Task requirements:
Select, from the data, each line where "Power" occurs.

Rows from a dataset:
● ● ● ● ● ● ●

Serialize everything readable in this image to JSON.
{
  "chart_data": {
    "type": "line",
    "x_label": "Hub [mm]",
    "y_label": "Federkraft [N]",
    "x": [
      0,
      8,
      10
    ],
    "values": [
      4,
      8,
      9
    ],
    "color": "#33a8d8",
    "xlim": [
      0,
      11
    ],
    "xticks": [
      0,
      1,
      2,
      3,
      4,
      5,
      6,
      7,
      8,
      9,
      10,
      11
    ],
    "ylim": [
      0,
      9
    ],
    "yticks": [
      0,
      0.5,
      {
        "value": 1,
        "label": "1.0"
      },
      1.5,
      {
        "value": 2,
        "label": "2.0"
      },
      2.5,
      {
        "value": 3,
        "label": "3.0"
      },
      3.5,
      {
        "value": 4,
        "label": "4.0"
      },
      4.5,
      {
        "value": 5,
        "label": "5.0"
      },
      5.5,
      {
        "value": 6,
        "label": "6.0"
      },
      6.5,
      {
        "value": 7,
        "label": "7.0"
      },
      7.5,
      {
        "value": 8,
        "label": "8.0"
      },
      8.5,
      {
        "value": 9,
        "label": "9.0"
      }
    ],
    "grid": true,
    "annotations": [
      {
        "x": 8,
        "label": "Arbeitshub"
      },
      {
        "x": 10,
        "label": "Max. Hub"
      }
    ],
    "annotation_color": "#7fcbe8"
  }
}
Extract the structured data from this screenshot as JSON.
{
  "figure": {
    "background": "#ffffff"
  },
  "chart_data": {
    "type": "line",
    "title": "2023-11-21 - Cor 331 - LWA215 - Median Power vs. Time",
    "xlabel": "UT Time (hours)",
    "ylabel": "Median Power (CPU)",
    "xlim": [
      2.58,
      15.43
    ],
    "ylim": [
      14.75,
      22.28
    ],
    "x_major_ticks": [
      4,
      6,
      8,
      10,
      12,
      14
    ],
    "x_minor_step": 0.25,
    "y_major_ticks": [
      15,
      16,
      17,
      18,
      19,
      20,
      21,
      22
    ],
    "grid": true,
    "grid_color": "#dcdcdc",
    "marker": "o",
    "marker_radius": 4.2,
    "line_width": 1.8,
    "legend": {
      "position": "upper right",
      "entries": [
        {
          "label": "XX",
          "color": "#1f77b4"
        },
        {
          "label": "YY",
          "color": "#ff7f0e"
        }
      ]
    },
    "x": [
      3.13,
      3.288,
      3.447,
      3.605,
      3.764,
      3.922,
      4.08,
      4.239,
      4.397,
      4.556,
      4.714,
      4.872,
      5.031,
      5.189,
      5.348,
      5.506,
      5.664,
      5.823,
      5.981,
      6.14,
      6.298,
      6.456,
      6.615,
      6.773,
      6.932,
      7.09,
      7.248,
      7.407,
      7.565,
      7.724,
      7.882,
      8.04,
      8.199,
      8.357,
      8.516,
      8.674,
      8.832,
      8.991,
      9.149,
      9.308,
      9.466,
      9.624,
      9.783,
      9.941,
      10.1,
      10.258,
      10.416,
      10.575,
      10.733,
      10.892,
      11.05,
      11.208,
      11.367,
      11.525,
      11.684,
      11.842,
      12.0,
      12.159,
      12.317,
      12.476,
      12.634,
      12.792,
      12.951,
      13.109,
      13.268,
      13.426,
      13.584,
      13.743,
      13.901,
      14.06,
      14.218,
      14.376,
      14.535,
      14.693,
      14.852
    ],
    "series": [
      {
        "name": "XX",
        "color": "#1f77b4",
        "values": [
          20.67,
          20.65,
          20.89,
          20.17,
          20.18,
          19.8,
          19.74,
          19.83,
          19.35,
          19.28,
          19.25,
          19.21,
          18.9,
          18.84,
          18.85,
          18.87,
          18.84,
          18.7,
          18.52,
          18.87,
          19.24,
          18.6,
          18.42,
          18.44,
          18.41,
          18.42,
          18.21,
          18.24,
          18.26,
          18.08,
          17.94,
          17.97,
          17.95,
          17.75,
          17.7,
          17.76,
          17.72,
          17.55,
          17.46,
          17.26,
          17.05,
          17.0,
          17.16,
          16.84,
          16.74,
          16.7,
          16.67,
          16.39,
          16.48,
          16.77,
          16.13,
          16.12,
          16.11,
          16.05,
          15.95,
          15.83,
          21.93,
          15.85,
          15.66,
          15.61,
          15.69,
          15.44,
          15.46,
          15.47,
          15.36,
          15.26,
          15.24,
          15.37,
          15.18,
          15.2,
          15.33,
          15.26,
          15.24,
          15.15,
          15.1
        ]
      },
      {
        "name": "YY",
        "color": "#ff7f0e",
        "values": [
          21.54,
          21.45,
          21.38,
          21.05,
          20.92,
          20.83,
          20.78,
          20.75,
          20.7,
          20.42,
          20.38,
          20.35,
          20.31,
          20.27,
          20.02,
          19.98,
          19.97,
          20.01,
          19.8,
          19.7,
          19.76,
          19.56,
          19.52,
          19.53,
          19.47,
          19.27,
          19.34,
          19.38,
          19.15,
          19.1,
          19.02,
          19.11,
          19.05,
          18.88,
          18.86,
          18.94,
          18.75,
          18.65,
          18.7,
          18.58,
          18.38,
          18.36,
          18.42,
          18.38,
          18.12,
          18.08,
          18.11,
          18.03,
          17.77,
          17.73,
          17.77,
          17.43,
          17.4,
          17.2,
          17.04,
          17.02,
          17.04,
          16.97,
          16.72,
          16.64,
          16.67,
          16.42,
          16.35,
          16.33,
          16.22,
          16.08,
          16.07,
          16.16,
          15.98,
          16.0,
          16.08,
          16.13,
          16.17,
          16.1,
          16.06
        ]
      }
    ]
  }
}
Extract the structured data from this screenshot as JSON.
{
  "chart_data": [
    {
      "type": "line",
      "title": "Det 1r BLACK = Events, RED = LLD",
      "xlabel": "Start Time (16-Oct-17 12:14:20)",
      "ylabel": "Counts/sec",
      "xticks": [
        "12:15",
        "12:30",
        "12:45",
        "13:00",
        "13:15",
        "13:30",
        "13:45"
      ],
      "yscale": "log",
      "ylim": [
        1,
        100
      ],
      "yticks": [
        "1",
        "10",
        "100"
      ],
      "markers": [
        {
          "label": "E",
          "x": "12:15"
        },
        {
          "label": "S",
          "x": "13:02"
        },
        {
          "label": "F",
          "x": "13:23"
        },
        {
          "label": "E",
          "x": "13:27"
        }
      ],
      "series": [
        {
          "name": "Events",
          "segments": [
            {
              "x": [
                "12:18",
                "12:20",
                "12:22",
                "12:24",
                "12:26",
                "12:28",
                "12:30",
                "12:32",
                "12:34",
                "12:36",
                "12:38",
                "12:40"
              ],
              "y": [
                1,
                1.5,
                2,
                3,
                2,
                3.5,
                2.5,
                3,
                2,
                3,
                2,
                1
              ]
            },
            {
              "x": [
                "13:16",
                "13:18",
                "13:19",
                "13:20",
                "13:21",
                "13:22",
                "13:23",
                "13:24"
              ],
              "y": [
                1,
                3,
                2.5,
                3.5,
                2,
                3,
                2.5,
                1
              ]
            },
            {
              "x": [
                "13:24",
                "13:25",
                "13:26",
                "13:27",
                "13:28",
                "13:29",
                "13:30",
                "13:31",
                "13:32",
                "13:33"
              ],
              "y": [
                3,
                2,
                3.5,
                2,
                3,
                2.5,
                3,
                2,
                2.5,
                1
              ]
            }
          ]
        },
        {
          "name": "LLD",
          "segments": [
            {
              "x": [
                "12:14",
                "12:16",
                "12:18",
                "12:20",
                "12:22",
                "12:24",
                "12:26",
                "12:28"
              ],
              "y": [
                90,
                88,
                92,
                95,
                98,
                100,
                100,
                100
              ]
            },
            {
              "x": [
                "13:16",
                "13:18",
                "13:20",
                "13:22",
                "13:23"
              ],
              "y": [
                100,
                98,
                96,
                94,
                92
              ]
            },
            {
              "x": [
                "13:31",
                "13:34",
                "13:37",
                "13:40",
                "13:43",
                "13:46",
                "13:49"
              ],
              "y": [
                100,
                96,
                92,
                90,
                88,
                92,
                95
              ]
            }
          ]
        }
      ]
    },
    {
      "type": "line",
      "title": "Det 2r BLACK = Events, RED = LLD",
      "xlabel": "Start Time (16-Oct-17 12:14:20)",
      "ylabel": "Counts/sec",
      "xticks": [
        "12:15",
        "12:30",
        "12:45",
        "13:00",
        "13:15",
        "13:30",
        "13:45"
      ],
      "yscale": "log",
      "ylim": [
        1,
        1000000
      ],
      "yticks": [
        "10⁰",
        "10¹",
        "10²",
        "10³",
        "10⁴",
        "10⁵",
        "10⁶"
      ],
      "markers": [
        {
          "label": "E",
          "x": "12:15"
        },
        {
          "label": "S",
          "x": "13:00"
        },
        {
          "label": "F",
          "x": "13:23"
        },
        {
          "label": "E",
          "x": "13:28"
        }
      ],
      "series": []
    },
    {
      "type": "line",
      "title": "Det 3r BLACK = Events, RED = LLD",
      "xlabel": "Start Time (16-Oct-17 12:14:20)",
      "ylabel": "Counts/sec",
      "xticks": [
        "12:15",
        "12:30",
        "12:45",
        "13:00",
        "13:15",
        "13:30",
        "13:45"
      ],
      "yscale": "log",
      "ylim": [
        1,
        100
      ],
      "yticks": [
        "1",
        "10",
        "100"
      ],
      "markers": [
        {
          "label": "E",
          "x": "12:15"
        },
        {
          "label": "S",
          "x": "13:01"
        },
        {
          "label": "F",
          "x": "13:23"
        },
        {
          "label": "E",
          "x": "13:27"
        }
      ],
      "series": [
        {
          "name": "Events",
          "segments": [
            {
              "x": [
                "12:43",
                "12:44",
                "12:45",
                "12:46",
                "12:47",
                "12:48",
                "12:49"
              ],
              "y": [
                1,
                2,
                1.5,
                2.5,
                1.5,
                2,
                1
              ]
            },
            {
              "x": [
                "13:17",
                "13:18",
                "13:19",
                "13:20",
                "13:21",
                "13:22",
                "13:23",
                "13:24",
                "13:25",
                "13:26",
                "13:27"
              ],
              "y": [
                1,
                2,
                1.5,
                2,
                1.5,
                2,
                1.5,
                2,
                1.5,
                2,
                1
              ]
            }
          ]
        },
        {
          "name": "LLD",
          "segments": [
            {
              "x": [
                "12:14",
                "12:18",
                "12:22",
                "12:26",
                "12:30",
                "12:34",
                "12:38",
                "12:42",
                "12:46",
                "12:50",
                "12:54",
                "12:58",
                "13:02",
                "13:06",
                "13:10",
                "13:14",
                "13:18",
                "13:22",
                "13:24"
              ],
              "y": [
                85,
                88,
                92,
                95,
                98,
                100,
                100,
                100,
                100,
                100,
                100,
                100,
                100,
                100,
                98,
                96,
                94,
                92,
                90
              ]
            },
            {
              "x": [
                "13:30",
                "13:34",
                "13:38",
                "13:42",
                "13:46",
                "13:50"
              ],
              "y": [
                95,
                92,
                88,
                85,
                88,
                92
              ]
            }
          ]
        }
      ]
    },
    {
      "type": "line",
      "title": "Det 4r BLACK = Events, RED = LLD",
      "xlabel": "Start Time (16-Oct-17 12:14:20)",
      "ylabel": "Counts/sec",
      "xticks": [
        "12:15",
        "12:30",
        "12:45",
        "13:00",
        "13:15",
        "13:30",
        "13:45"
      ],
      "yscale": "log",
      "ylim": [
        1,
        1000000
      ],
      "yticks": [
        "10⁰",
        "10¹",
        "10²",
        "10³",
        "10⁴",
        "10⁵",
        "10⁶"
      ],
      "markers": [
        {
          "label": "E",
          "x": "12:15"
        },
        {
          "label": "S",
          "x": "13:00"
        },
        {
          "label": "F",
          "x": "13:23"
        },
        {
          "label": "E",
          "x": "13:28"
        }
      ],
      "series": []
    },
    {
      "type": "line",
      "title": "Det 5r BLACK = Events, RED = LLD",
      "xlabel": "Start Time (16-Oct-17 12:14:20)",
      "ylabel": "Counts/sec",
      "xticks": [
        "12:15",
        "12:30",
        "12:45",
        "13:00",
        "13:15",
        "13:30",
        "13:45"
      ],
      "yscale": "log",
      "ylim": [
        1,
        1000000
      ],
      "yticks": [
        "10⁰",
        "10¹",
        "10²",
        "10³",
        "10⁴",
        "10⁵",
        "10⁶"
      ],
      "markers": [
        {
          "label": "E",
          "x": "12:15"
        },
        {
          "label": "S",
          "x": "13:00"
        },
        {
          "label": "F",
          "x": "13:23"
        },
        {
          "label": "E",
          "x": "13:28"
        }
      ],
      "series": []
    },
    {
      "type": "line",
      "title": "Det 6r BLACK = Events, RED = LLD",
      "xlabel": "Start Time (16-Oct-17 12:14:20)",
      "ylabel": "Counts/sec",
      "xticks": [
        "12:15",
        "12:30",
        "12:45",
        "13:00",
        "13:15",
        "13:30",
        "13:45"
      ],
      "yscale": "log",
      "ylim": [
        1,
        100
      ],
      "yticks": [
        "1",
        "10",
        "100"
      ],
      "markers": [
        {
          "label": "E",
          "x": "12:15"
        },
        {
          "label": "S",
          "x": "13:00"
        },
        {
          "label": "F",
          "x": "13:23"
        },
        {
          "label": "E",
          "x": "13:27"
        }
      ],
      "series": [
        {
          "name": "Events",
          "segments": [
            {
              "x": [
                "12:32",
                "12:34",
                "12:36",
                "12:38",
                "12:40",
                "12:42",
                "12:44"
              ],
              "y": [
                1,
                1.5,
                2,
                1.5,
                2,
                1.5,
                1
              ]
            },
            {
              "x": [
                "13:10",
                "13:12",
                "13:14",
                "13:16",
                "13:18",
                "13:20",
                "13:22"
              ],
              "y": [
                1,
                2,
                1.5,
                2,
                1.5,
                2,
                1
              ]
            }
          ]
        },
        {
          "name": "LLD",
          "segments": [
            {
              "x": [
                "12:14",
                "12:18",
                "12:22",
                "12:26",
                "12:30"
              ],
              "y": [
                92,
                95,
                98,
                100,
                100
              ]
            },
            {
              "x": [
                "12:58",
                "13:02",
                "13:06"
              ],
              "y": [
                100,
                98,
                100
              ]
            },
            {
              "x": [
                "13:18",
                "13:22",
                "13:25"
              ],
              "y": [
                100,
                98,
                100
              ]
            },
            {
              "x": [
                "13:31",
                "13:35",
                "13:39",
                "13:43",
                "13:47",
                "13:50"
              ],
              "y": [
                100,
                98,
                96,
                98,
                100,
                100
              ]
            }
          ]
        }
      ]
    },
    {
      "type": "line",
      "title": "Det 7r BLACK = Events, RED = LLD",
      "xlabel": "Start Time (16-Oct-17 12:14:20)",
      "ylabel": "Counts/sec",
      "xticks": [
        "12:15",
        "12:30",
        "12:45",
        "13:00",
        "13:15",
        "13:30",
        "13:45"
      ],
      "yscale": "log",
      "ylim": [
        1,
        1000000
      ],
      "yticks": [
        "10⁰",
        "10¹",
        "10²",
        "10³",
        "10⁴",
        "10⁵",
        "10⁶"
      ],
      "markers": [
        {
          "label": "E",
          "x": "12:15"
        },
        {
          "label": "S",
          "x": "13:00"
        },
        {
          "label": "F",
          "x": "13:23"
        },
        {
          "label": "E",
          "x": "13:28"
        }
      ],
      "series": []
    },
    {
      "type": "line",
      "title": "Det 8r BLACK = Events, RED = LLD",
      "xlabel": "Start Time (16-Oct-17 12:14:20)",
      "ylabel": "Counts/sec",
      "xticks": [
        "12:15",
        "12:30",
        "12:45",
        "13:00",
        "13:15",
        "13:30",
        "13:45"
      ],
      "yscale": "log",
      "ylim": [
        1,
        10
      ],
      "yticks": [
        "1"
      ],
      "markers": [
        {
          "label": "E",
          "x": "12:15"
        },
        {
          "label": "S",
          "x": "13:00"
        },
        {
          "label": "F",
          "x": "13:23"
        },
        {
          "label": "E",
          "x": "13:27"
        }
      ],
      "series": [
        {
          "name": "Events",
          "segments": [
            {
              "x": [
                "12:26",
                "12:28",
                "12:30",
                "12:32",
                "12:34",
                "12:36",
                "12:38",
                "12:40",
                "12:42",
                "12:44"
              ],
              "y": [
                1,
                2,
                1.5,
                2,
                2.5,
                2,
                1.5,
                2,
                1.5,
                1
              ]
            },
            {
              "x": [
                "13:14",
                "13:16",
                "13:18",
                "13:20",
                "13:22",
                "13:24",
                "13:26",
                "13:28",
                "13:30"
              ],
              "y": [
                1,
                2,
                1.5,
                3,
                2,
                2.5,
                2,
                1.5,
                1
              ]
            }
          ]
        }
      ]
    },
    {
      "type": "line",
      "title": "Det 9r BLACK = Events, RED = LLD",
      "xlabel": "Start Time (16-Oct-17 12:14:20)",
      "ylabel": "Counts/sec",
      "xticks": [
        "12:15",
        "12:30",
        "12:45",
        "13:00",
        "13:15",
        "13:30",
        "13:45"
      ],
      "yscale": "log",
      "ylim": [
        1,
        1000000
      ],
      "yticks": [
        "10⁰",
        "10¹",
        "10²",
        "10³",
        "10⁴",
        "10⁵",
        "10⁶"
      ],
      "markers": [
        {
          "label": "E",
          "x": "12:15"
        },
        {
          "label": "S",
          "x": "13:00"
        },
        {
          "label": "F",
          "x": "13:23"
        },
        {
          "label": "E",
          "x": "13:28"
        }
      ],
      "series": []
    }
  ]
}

● ● ● ● ● ● ●

Expected answer:
    "title": "2023-11-21 - Cor 331 - LWA215 - Median Power vs. Time",
    "ylabel": "Median Power (CPU)",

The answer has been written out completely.